Using the data below, copy each line that includes the word "color".

Start Source records

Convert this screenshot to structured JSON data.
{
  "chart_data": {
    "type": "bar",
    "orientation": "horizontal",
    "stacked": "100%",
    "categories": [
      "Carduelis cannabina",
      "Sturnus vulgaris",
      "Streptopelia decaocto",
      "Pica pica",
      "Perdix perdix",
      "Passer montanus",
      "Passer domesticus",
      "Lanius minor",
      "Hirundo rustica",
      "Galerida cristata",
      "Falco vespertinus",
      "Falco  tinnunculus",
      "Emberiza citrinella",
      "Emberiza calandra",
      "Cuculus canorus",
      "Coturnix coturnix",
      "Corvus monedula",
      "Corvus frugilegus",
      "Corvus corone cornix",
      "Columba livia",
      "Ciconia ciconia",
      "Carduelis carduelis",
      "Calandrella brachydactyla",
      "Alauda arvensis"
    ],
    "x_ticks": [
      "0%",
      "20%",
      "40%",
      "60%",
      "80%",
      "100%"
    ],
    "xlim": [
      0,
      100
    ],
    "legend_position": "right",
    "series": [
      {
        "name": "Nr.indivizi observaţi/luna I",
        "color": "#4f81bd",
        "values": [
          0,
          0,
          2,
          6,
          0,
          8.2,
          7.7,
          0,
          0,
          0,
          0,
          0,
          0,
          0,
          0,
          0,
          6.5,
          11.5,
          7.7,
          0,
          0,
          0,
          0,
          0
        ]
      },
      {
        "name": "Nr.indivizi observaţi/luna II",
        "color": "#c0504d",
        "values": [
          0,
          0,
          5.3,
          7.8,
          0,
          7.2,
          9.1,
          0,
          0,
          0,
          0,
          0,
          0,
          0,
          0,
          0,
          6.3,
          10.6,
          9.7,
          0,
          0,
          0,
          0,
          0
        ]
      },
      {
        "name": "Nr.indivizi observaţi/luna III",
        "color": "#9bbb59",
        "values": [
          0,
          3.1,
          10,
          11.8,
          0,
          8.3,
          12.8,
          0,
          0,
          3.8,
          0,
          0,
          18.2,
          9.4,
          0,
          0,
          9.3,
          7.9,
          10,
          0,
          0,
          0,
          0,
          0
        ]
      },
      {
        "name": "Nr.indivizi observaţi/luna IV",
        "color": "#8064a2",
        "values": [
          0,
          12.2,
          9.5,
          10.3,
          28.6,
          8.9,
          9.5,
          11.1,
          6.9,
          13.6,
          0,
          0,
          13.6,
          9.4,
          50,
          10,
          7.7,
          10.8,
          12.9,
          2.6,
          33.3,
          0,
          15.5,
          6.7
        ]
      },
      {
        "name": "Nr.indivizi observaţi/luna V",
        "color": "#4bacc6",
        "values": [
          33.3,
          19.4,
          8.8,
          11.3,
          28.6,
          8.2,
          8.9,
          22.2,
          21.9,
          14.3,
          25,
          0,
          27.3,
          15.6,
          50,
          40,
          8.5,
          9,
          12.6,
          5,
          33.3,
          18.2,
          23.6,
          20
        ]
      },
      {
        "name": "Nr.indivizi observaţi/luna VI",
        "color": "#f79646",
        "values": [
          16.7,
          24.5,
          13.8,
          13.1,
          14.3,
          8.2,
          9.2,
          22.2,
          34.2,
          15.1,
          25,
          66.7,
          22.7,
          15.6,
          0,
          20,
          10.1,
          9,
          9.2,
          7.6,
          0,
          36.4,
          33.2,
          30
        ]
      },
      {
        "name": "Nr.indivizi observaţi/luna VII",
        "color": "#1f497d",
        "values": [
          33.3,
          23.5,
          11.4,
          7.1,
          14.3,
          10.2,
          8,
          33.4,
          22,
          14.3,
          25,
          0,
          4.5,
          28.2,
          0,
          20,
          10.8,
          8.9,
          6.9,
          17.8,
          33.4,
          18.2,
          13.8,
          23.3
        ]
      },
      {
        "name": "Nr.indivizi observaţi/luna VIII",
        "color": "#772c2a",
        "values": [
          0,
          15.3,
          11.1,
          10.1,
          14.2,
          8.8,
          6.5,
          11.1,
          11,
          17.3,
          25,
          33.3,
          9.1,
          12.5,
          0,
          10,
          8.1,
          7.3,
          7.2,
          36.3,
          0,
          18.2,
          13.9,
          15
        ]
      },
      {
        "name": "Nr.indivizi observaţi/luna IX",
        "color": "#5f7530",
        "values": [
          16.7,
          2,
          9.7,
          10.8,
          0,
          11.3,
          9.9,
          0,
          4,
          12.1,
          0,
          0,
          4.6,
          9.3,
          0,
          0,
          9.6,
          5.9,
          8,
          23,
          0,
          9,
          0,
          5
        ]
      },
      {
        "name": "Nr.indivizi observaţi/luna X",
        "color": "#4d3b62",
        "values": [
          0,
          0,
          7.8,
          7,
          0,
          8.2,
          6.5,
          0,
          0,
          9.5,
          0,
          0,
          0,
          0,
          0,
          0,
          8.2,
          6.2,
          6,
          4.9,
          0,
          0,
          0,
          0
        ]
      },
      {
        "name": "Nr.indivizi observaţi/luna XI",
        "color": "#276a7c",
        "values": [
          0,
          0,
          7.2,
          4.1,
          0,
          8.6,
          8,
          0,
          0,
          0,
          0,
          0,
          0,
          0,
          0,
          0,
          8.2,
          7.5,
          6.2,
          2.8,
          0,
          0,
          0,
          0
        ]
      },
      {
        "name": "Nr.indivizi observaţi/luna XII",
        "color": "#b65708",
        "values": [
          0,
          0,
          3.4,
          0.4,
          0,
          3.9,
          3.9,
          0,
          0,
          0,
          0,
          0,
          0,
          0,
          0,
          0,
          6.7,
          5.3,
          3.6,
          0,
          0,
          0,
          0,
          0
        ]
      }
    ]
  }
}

End Source records

Response to this task
        "color": "#4f81bd",
        "color": "#c0504d",
        "color": "#9bbb59",
        "color": "#8064a2",
        "color": "#4bacc6",
        "color": "#f79646",
        "color": "#1f497d",
        "color": "#772c2a",
        "color": "#5f7530",
        "color": "#4d3b62",
        "color": "#276a7c",
        "color": "#b65708",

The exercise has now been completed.